» **Provided records**:
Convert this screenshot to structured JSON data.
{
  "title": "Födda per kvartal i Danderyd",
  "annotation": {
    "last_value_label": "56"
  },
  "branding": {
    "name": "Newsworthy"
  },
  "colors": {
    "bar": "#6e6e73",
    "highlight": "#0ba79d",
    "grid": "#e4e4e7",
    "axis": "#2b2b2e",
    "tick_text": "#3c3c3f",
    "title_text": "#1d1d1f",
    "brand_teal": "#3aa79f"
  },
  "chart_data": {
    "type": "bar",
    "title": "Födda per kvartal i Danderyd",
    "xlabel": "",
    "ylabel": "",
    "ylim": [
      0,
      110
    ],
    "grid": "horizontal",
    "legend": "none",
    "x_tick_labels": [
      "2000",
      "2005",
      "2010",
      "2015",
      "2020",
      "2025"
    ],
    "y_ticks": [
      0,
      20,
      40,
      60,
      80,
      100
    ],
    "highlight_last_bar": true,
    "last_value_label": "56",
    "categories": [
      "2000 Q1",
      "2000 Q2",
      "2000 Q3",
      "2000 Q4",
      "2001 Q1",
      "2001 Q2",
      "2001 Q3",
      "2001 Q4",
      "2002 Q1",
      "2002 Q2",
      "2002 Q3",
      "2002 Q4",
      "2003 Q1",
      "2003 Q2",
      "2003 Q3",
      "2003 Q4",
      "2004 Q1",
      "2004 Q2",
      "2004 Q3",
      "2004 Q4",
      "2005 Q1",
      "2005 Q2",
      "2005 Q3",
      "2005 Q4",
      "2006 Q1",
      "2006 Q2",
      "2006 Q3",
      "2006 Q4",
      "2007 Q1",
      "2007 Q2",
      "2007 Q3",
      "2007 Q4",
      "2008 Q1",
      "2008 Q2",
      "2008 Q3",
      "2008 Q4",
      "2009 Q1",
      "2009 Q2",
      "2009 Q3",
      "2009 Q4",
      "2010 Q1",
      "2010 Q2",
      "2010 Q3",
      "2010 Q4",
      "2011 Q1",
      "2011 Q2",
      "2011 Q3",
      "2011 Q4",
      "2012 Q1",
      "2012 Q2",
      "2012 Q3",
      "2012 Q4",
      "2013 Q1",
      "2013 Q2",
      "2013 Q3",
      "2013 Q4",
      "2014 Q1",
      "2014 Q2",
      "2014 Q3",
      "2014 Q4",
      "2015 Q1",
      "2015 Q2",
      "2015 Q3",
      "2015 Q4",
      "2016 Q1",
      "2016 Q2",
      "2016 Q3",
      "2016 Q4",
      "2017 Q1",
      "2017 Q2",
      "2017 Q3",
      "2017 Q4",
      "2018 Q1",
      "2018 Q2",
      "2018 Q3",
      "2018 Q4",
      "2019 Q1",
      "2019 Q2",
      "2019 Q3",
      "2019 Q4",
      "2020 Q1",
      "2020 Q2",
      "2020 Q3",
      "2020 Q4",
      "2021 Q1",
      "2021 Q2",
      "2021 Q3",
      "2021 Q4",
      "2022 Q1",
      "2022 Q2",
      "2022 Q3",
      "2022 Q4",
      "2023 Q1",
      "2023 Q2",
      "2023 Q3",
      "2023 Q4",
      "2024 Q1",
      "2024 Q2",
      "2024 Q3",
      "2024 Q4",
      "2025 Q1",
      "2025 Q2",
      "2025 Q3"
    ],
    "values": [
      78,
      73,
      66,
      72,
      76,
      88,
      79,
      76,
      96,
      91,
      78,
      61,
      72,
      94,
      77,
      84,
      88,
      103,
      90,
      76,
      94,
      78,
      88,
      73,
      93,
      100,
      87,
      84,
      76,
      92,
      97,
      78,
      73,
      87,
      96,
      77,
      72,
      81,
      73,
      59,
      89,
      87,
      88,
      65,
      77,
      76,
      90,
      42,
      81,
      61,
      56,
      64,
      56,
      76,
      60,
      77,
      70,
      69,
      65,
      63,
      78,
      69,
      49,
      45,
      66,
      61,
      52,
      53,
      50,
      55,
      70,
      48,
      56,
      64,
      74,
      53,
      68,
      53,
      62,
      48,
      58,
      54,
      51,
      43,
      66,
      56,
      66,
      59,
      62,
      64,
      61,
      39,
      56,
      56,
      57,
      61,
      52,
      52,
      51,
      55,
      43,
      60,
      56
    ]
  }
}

» **Goal**: Pull out all lines from the listing that contain the string "Födda".

» **Full response**:
  "title": "Födda per kvartal i Danderyd",
    "title": "Födda per kvartal i Danderyd",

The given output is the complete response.